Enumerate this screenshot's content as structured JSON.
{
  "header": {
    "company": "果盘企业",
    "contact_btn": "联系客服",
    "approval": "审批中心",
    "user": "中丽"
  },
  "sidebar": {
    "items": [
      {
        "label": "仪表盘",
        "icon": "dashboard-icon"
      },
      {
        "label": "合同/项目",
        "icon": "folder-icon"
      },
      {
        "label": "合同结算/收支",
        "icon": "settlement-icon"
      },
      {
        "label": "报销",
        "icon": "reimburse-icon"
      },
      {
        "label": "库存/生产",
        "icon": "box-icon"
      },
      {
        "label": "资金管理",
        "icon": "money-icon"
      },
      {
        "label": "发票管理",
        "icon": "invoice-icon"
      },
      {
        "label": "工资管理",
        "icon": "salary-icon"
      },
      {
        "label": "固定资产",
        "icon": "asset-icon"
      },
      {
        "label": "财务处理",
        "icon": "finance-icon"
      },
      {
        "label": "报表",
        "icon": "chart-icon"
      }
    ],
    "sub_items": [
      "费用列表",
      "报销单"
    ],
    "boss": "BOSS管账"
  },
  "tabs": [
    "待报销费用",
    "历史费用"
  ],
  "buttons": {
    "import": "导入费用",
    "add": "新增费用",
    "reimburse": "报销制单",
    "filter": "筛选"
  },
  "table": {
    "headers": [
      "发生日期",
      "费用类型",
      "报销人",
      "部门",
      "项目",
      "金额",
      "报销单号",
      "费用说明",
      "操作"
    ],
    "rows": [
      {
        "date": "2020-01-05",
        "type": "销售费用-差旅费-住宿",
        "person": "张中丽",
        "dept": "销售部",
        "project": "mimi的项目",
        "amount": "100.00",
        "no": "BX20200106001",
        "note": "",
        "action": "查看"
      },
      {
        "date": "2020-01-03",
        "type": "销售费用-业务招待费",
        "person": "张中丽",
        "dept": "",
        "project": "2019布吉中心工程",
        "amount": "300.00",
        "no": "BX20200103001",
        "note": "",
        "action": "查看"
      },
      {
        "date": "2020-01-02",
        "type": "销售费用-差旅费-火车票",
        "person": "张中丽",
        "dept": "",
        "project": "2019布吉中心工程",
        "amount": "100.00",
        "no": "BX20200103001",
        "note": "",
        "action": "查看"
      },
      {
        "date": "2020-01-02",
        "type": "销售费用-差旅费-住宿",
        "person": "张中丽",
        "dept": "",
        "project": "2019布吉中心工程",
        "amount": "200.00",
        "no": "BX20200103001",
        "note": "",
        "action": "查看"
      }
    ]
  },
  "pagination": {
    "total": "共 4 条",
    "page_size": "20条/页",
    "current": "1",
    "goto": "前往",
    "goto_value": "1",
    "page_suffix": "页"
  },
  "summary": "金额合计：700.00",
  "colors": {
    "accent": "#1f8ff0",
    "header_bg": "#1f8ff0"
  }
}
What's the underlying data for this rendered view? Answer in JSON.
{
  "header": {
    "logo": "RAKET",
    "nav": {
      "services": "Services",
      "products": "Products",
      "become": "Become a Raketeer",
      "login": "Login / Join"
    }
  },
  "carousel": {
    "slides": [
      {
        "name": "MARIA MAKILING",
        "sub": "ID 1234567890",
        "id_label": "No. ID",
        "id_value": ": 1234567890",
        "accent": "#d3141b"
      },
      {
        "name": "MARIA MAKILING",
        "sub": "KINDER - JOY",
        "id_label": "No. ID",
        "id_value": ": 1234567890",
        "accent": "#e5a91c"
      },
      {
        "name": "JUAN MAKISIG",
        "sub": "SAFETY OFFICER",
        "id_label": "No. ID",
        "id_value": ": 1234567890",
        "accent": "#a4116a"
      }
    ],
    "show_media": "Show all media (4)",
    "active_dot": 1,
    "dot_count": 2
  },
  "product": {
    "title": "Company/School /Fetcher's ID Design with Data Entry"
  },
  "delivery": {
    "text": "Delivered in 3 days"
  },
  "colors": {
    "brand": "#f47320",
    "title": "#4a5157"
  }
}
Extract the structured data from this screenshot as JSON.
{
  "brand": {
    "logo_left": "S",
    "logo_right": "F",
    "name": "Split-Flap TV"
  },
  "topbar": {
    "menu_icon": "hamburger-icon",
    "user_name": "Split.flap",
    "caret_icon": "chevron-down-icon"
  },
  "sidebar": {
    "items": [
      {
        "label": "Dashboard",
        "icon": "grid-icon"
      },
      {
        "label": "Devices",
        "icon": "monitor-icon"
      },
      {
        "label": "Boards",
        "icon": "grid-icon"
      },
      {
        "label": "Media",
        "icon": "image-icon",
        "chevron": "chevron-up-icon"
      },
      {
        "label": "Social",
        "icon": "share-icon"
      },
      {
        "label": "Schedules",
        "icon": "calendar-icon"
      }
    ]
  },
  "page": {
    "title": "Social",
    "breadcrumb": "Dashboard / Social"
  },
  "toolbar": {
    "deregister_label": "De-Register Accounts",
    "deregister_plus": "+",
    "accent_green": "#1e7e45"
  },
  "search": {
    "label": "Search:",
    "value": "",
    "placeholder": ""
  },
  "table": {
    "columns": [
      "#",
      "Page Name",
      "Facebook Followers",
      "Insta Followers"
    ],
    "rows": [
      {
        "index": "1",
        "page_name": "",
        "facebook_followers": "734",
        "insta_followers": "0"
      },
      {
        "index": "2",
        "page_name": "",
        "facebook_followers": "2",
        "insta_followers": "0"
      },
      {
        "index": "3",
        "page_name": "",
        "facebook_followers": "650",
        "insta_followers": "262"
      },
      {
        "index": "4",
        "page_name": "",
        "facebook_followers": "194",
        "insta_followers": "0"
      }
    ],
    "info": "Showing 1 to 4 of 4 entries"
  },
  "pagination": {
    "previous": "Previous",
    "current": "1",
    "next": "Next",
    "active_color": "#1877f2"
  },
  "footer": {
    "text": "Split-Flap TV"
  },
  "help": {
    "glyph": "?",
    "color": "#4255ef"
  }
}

* What is expected: Restate the whole of the material exactly.

* Response:
Enumerate this screenshot's content as structured JSON.
{
  "header": {
    "company": "果盘企业",
    "contact_btn": "联系客服",
    "approval": "审批中心",
    "user": "中丽"
  },
  "sidebar": {
    "items": [
      {
        "label": "仪表盘",
        "icon": "dashboard-icon"
      },
      {
        "label": "合同/项目",
        "icon": "folder-icon"
      },
      {
        "label": "合同结算/收支",
        "icon": "settlement-icon"
      },
      {
        "label": "报销",
        "icon": "reimburse-icon"
      },
      {
        "label": "库存/生产",
        "icon": "box-icon"
      },
      {
        "label": "资金管理",
        "icon": "money-icon"
      },
      {
        "label": "发票管理",
        "icon": "invoice-icon"
      },
      {
        "label": "工资管理",
        "icon": "salary-icon"
      },
      {
        "label": "固定资产",
        "icon": "asset-icon"
      },
      {
        "label": "财务处理",
        "icon": "finance-icon"
      },
      {
        "label": "报表",
        "icon": "chart-icon"
      }
    ],
    "sub_items": [
      "费用列表",
      "报销单"
    ],
    "boss": "BOSS管账"
  },
  "tabs": [
    "待报销费用",
    "历史费用"
  ],
  "buttons": {
    "import": "导入费用",
    "add": "新增费用",
    "reimburse": "报销制单",
    "filter": "筛选"
  },
  "table": {
    "headers": [
      "发生日期",
      "费用类型",
      "报销人",
      "部门",
      "项目",
      "金额",
      "报销单号",
      "费用说明",
      "操作"
    ],
    "rows": [
      {
        "date": "2020-01-05",
        "type": "销售费用-差旅费-住宿",
        "person": "张中丽",
        "dept": "销售部",
        "project": "mimi的项目",
        "amount": "100.00",
        "no": "BX20200106001",
        "note": "",
        "action": "查看"
      },
      {
        "date": "2020-01-03",
        "type": "销售费用-业务招待费",
        "person": "张中丽",
        "dept": "",
        "project": "2019布吉中心工程",
        "amount": "300.00",
        "no": "BX20200103001",
        "note": "",
        "action": "查看"
      },
      {
        "date": "2020-01-02",
        "type": "销售费用-差旅费-火车票",
        "person": "张中丽",
        "dept": "",
        "project": "2019布吉中心工程",
        "amount": "100.00",
        "no": "BX20200103001",
        "note": "",
        "action": "查看"
      },
      {
        "date": "2020-01-02",
        "type": "销售费用-差旅费-住宿",
        "person": "张中丽",
        "dept": "",
        "project": "2019布吉中心工程",
        "amount": "200.00",
        "no": "BX20200103001",
        "note": "",
        "action": "查看"
      }
    ]
  },
  "pagination": {
    "total": "共 4 条",
    "page_size": "20条/页",
    "current": "1",
    "goto": "前往",
    "goto_value": "1",
    "page_suffix": "页"
  },
  "summary": "金额合计：700.00",
  "colors": {
    "accent": "#1f8ff0",
    "header_bg": "#1f8ff0"
  }
}
What's the underlying data for this rendered view? Answer in JSON.
{
  "header": {
    "logo": "RAKET",
    "nav": {
      "services": "Services",
      "products": "Products",
      "become": "Become a Raketeer",
      "login": "Login / Join"
    }
  },
  "carousel": {
    "slides": [
      {
        "name": "MARIA MAKILING",
        "sub": "ID 1234567890",
        "id_label": "No. ID",
        "id_value": ": 1234567890",
        "accent": "#d3141b"
      },
      {
        "name": "MARIA MAKILING",
        "sub": "KINDER - JOY",
        "id_label": "No. ID",
        "id_value": ": 1234567890",
        "accent": "#e5a91c"
      },
      {
        "name": "JUAN MAKISIG",
        "sub": "SAFETY OFFICER",
        "id_label": "No. ID",
        "id_value": ": 1234567890",
        "accent": "#a4116a"
      }
    ],
    "show_media": "Show all media (4)",
    "active_dot": 1,
    "dot_count": 2
  },
  "product": {
    "title": "Company/School /Fetcher's ID Design with Data Entry"
  },
  "delivery": {
    "text": "Delivered in 3 days"
  },
  "colors": {
    "brand": "#f47320",
    "title": "#4a5157"
  }
}
Extract the structured data from this screenshot as JSON.
{
  "brand": {
    "logo_left": "S",
    "logo_right": "F",
    "name": "Split-Flap TV"
  },
  "topbar": {
    "menu_icon": "hamburger-icon",
    "user_name": "Split.flap",
    "caret_icon": "chevron-down-icon"
  },
  "sidebar": {
    "items": [
      {
        "label": "Dashboard",
        "icon": "grid-icon"
      },
      {
        "label": "Devices",
        "icon": "monitor-icon"
      },
      {
        "label": "Boards",
        "icon": "grid-icon"
      },
      {
        "label": "Media",
        "icon": "image-icon",
        "chevron": "chevron-up-icon"
      },
      {
        "label": "Social",
        "icon": "share-icon"
      },
      {
        "label": "Schedules",
        "icon": "calendar-icon"
      }
    ]
  },
  "page": {
    "title": "Social",
    "breadcrumb": "Dashboard / Social"
  },
  "toolbar": {
    "deregister_label": "De-Register Accounts",
    "deregister_plus": "+",
    "accent_green": "#1e7e45"
  },
  "search": {
    "label": "Search:",
    "value": "",
    "placeholder": ""
  },
  "table": {
    "columns": [
      "#",
      "Page Name",
      "Facebook Followers",
      "Insta Followers"
    ],
    "rows": [
      {
        "index": "1",
        "page_name": "",
        "facebook_followers": "734",
        "insta_followers": "0"
      },
      {
        "index": "2",
        "page_name": "",
        "facebook_followers": "2",
        "insta_followers": "0"
      },
      {
        "index": "3",
        "page_name": "",
        "facebook_followers": "650",
        "insta_followers": "262"
      },
      {
        "index": "4",
        "page_name": "",
        "facebook_followers": "194",
        "insta_followers": "0"
      }
    ],
    "info": "Showing 1 to 4 of 4 entries"
  },
  "pagination": {
    "previous": "Previous",
    "current": "1",
    "next": "Next",
    "active_color": "#1877f2"
  },
  "footer": {
    "text": "Split-Flap TV"
  },
  "help": {
    "glyph": "?",
    "color": "#4255ef"
  }
}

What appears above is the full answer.